**Task goal**
Check each line of the records for "title"; collect those that have it.

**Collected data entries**
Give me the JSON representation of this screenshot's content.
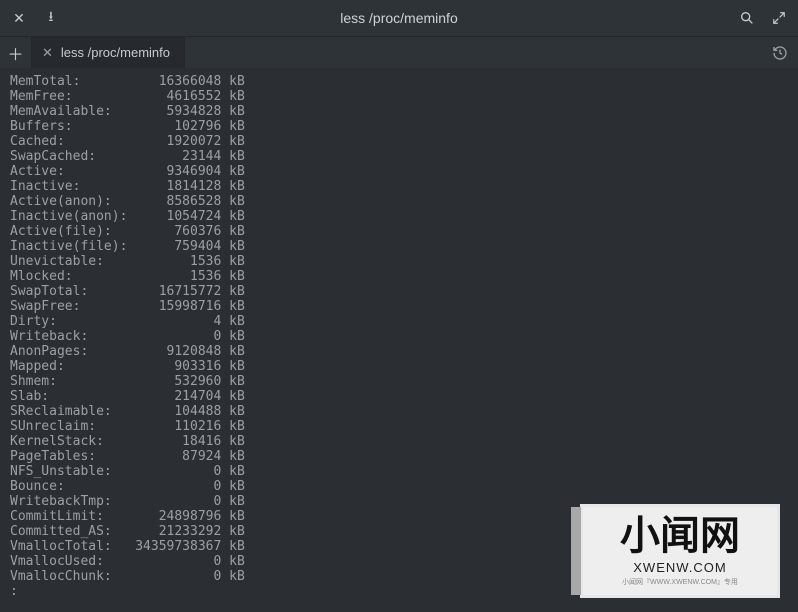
{
  "window": {
    "title": "less /proc/meminfo"
  },
  "tab": {
    "label": "less /proc/meminfo"
  },
  "prompt": ":",
  "meminfo": [
    {
      "key": "MemTotal:",
      "value": "16366048",
      "unit": "kB"
    },
    {
      "key": "MemFree:",
      "value": "4616552",
      "unit": "kB"
    },
    {
      "key": "MemAvailable:",
      "value": "5934828",
      "unit": "kB"
    },
    {
      "key": "Buffers:",
      "value": "102796",
      "unit": "kB"
    },
    {
      "key": "Cached:",
      "value": "1920072",
      "unit": "kB"
    },
    {
      "key": "SwapCached:",
      "value": "23144",
      "unit": "kB"
    },
    {
      "key": "Active:",
      "value": "9346904",
      "unit": "kB"
    },
    {
      "key": "Inactive:",
      "value": "1814128",
      "unit": "kB"
    },
    {
      "key": "Active(anon):",
      "value": "8586528",
      "unit": "kB"
    },
    {
      "key": "Inactive(anon):",
      "value": "1054724",
      "unit": "kB"
    },
    {
      "key": "Active(file):",
      "value": "760376",
      "unit": "kB"
    },
    {
      "key": "Inactive(file):",
      "value": "759404",
      "unit": "kB"
    },
    {
      "key": "Unevictable:",
      "value": "1536",
      "unit": "kB"
    },
    {
      "key": "Mlocked:",
      "value": "1536",
      "unit": "kB"
    },
    {
      "key": "SwapTotal:",
      "value": "16715772",
      "unit": "kB"
    },
    {
      "key": "SwapFree:",
      "value": "15998716",
      "unit": "kB"
    },
    {
      "key": "Dirty:",
      "value": "4",
      "unit": "kB"
    },
    {
      "key": "Writeback:",
      "value": "0",
      "unit": "kB"
    },
    {
      "key": "AnonPages:",
      "value": "9120848",
      "unit": "kB"
    },
    {
      "key": "Mapped:",
      "value": "903316",
      "unit": "kB"
    },
    {
      "key": "Shmem:",
      "value": "532960",
      "unit": "kB"
    },
    {
      "key": "Slab:",
      "value": "214704",
      "unit": "kB"
    },
    {
      "key": "SReclaimable:",
      "value": "104488",
      "unit": "kB"
    },
    {
      "key": "SUnreclaim:",
      "value": "110216",
      "unit": "kB"
    },
    {
      "key": "KernelStack:",
      "value": "18416",
      "unit": "kB"
    },
    {
      "key": "PageTables:",
      "value": "87924",
      "unit": "kB"
    },
    {
      "key": "NFS_Unstable:",
      "value": "0",
      "unit": "kB"
    },
    {
      "key": "Bounce:",
      "value": "0",
      "unit": "kB"
    },
    {
      "key": "WritebackTmp:",
      "value": "0",
      "unit": "kB"
    },
    {
      "key": "CommitLimit:",
      "value": "24898796",
      "unit": "kB"
    },
    {
      "key": "Committed_AS:",
      "value": "21233292",
      "unit": "kB"
    },
    {
      "key": "VmallocTotal:",
      "value": "34359738367",
      "unit": "kB"
    },
    {
      "key": "VmallocUsed:",
      "value": "0",
      "unit": "kB"
    },
    {
      "key": "VmallocChunk:",
      "value": "0",
      "unit": "kB"
    }
  ],
  "watermark": {
    "cn": "小闻网",
    "en": "XWENW.COM",
    "tiny": "小闻网『WWW.XWENW.COM』专用"
  }
}
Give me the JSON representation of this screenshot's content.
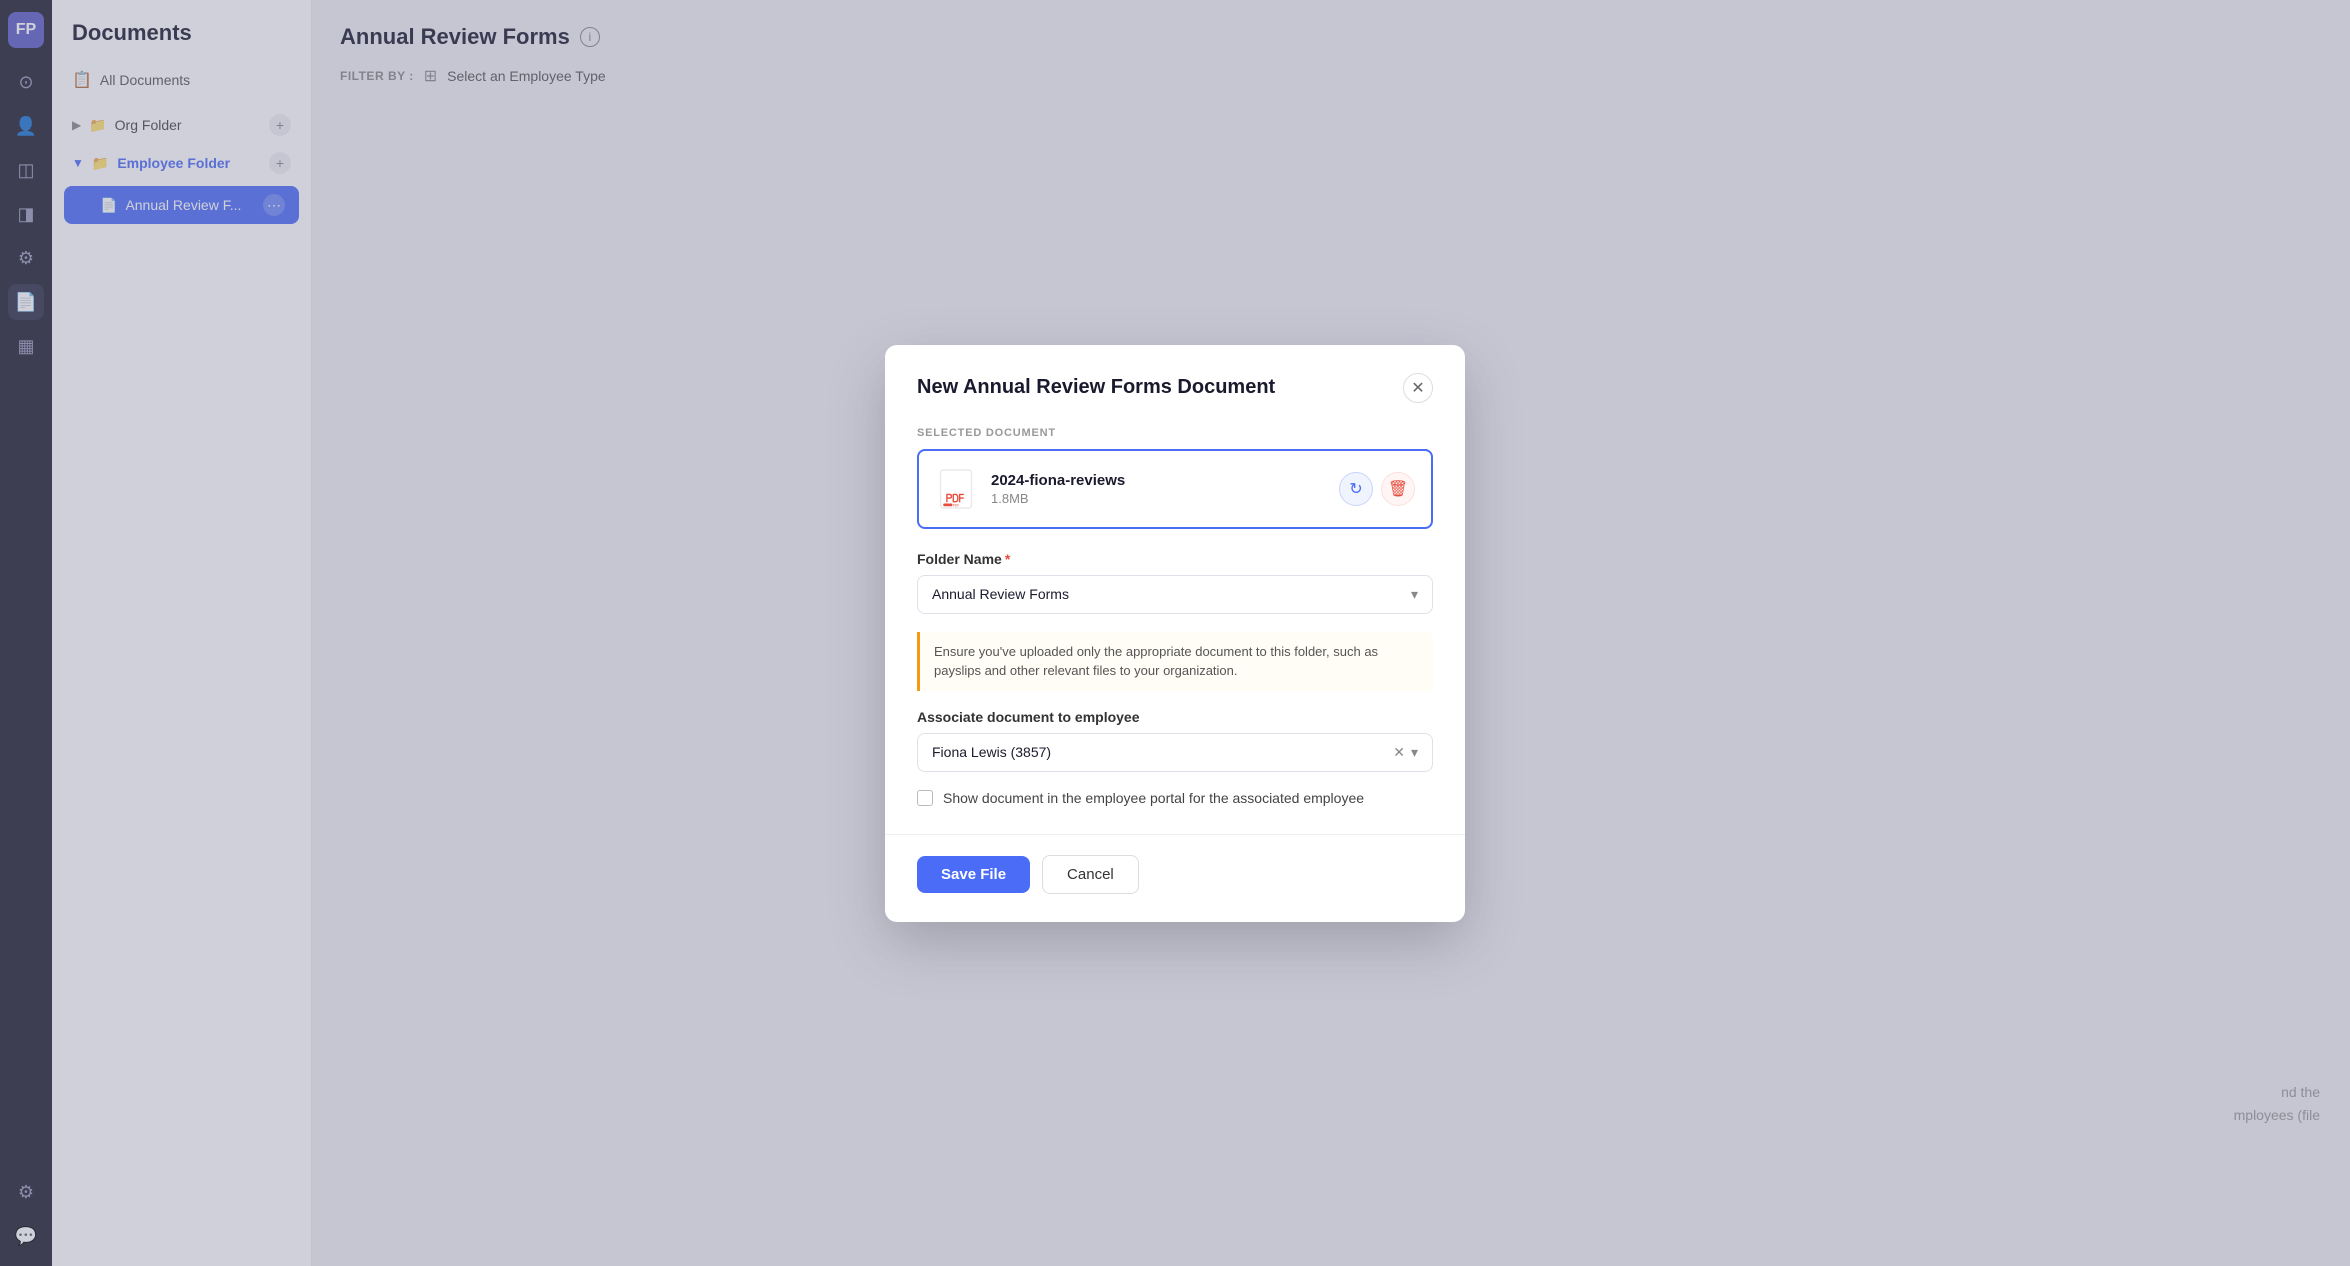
{
  "nav": {
    "logo": "FP",
    "items": [
      {
        "name": "dashboard",
        "icon": "⊙",
        "active": false
      },
      {
        "name": "people",
        "icon": "👤",
        "active": false
      },
      {
        "name": "activity",
        "icon": "◫",
        "active": false
      },
      {
        "name": "calendar",
        "icon": "◨",
        "active": false
      },
      {
        "name": "tools",
        "icon": "⚙",
        "active": false
      },
      {
        "name": "documents",
        "icon": "📄",
        "active": true
      },
      {
        "name": "chart",
        "icon": "▦",
        "active": false
      },
      {
        "name": "settings",
        "icon": "⚙",
        "active": false
      },
      {
        "name": "messages",
        "icon": "💬",
        "active": false
      }
    ]
  },
  "sidebar": {
    "title": "Documents",
    "all_documents_label": "All Documents",
    "org_folder_label": "Org Folder",
    "employee_folder_label": "Employee Folder",
    "active_doc_label": "Annual Review F...",
    "add_icon": "+"
  },
  "main": {
    "title": "Annual Review Forms",
    "filter_label": "FILTER BY :",
    "filter_placeholder": "Select an Employee Type"
  },
  "modal": {
    "title": "New Annual Review Forms Document",
    "selected_doc_label": "SELECTED DOCUMENT",
    "doc_name": "2024-fiona-reviews",
    "doc_size": "1.8MB",
    "folder_name_label": "Folder Name",
    "folder_name_required": true,
    "folder_value": "Annual Review Forms",
    "notice_text": "Ensure you've uploaded only the appropriate document to this folder, such as payslips and other relevant files to your organization.",
    "associate_label": "Associate document to employee",
    "associate_value": "Fiona Lewis (3857)",
    "checkbox_label": "Show document in the employee portal for the associated employee",
    "save_label": "Save File",
    "cancel_label": "Cancel"
  },
  "bg_hint": {
    "line1": "nd the",
    "line2": "mployees (file"
  }
}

**Output**
    "title": "less /proc/meminfo"
    "title": "Documents",
    "title": "Annual Review Forms",
    "title": "New Annual Review Forms Document",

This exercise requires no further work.